Goal of the exercise: Report the total number of lines that include the string "Tables", without any other text.

Input:

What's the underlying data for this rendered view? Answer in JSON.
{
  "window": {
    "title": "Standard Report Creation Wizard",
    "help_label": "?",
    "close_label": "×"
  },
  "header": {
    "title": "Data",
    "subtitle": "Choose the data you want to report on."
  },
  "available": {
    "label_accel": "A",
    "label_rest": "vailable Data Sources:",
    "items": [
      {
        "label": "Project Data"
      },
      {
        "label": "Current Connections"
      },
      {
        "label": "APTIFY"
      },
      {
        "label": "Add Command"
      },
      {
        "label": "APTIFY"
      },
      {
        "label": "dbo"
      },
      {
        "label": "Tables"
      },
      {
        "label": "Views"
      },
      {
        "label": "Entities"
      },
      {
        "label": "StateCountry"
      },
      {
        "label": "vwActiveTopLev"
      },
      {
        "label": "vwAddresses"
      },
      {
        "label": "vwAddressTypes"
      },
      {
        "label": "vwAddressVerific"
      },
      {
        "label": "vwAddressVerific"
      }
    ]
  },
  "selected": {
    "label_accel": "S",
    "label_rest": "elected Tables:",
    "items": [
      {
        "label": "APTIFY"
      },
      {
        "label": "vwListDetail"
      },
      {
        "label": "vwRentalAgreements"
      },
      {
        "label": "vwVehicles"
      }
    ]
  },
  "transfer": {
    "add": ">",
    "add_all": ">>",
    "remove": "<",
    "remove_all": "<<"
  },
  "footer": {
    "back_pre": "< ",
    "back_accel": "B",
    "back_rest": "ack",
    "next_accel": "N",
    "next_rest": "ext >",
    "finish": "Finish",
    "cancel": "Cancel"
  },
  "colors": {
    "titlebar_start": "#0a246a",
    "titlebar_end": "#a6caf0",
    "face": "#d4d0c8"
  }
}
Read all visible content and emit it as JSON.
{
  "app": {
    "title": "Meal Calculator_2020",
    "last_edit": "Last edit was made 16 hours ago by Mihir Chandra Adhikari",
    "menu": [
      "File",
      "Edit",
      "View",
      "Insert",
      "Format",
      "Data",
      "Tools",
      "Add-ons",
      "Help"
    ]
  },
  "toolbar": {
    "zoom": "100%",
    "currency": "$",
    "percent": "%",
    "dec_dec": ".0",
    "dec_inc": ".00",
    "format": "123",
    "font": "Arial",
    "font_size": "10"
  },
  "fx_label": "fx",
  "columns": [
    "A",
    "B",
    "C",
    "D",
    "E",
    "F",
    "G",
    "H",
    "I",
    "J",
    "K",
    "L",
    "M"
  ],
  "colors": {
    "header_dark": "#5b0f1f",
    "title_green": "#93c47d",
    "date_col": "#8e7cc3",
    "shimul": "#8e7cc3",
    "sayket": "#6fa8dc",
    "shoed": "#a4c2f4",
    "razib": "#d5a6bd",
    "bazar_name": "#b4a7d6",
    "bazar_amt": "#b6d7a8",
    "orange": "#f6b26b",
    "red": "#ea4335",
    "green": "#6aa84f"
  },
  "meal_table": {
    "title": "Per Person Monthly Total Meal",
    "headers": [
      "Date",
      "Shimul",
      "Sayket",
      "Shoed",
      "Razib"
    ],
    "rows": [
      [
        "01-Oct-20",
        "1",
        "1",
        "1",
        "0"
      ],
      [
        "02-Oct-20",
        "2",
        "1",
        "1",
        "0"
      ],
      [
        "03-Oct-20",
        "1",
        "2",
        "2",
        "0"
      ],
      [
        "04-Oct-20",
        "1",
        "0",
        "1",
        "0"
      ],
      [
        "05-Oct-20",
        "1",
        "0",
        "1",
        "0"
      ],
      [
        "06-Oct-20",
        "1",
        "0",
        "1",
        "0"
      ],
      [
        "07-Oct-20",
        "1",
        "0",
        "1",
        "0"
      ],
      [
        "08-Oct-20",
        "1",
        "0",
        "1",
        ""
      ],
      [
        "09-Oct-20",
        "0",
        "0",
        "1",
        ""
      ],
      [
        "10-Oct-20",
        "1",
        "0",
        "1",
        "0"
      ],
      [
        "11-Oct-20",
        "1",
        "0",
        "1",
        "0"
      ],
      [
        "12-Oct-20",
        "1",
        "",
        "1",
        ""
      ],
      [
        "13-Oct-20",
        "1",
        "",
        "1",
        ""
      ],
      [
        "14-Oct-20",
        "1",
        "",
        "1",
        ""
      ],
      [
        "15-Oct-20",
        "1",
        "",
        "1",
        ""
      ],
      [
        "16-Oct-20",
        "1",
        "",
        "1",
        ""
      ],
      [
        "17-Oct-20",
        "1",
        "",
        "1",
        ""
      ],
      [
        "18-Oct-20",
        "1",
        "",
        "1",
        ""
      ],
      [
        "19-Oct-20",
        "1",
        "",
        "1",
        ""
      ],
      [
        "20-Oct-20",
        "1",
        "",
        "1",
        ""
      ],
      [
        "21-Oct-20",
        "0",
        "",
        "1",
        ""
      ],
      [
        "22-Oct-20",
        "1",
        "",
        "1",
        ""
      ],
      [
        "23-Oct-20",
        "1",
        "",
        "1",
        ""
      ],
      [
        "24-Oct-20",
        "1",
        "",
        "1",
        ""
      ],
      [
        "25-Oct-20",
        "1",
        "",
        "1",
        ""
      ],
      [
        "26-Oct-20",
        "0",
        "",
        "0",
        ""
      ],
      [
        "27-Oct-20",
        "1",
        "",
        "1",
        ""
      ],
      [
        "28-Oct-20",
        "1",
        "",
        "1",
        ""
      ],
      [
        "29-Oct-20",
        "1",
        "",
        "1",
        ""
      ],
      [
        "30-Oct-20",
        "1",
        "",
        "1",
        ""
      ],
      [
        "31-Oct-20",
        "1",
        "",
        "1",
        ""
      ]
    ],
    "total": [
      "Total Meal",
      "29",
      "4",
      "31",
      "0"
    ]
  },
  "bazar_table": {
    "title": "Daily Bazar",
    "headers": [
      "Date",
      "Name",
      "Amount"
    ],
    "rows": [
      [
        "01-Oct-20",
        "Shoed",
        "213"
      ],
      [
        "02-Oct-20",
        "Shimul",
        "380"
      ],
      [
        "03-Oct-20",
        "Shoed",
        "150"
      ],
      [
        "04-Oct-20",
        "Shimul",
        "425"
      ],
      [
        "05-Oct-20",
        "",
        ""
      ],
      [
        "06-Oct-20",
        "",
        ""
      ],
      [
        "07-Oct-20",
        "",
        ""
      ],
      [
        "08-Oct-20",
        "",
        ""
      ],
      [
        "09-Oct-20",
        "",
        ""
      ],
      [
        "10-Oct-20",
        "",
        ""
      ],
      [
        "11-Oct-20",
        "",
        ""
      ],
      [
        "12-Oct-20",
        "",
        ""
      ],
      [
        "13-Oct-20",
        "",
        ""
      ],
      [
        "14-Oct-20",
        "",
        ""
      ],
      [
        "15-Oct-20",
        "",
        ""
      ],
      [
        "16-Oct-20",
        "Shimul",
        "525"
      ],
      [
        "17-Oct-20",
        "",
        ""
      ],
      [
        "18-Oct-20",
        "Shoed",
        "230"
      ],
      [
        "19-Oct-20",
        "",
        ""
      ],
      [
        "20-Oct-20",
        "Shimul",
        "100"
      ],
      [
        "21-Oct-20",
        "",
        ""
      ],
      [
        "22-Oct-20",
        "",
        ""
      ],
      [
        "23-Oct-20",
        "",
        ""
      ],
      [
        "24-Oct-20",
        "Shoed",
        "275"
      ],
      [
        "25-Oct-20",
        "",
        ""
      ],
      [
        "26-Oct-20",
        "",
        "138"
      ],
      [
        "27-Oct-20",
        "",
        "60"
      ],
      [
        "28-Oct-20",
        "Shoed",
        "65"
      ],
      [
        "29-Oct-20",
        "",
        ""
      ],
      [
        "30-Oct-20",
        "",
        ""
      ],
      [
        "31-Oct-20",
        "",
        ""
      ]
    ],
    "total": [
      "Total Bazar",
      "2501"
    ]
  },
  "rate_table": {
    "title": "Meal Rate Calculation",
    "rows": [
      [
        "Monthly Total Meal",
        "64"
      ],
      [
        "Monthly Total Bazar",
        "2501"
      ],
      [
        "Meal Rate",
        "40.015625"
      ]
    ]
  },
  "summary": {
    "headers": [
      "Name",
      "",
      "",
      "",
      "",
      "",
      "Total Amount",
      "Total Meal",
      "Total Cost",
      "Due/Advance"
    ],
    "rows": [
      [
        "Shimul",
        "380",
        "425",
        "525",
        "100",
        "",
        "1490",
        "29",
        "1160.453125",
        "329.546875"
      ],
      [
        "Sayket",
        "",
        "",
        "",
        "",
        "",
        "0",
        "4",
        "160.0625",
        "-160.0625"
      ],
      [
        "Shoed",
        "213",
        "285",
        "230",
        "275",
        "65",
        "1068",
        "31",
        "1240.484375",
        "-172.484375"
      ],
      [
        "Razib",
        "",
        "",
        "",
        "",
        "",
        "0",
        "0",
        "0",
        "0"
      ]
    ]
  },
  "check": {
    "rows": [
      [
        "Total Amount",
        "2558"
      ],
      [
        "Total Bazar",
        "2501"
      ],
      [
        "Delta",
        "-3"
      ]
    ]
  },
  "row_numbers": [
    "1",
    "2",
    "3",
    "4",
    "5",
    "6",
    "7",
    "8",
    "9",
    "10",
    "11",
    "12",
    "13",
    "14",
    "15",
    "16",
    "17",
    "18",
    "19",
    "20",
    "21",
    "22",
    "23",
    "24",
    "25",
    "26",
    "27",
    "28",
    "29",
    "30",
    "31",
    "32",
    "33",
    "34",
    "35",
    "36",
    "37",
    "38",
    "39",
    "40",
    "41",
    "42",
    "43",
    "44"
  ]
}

Answer to the task: 2